*Instructions for the task*
Return each entry exactly, with none missing.

Collected data entries:
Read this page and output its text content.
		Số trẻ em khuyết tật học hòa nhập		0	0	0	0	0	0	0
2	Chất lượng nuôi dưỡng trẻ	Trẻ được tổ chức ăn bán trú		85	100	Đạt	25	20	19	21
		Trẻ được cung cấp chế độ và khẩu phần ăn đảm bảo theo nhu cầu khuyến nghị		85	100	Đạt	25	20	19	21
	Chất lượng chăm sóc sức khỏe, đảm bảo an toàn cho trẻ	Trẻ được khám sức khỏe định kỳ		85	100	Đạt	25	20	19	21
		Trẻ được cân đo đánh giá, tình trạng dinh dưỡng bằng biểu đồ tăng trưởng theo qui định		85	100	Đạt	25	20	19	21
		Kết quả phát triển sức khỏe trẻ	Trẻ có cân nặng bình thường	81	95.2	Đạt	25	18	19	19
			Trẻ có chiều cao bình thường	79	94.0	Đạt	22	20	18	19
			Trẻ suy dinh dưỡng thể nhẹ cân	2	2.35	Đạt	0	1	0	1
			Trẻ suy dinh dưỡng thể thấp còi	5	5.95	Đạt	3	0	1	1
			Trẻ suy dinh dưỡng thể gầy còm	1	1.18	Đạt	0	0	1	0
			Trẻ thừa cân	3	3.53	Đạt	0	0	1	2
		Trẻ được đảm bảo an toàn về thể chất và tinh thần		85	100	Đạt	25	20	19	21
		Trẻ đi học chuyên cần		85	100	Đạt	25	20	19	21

*Solution to this task*
Read this page and output its text content.
		Số trẻ em khuyết tật học hòa nhập		0	0	0	0	0	0	0
2	Chất lượng nuôi dưỡng trẻ	Trẻ được tổ chức ăn bán trú		85	100	Đạt	25	20	19	21
		Trẻ được cung cấp chế độ và khẩu phần ăn đảm bảo theo nhu cầu khuyến nghị		85	100	Đạt	25	20	19	21
	Chất lượng chăm sóc sức khỏe, đảm bảo an toàn cho trẻ	Trẻ được khám sức khỏe định kỳ		85	100	Đạt	25	20	19	21
		Trẻ được cân đo đánh giá, tình trạng dinh dưỡng bằng biểu đồ tăng trưởng theo qui định		85	100	Đạt	25	20	19	21
		Kết quả phát triển sức khỏe trẻ	Trẻ có cân nặng bình thường	81	95.2	Đạt	25	18	19	19
			Trẻ có chiều cao bình thường	79	94.0	Đạt	22	20	18	19
			Trẻ suy dinh dưỡng thể nhẹ cân	2	2.35	Đạt	0	1	0	1
			Trẻ suy dinh dưỡng thể thấp còi	5	5.95	Đạt	3	0	1	1
			Trẻ suy dinh dưỡng thể gầy còm	1	1.18	Đạt	0	0	1	0
			Trẻ thừa cân	3	3.53	Đạt	0	0	1	2
		Trẻ được đảm bảo an toàn về thể chất và tinh thần		85	100	Đạt	25	20	19	21
		Trẻ đi học chuyên cần		85	100	Đạt	25	20	19	21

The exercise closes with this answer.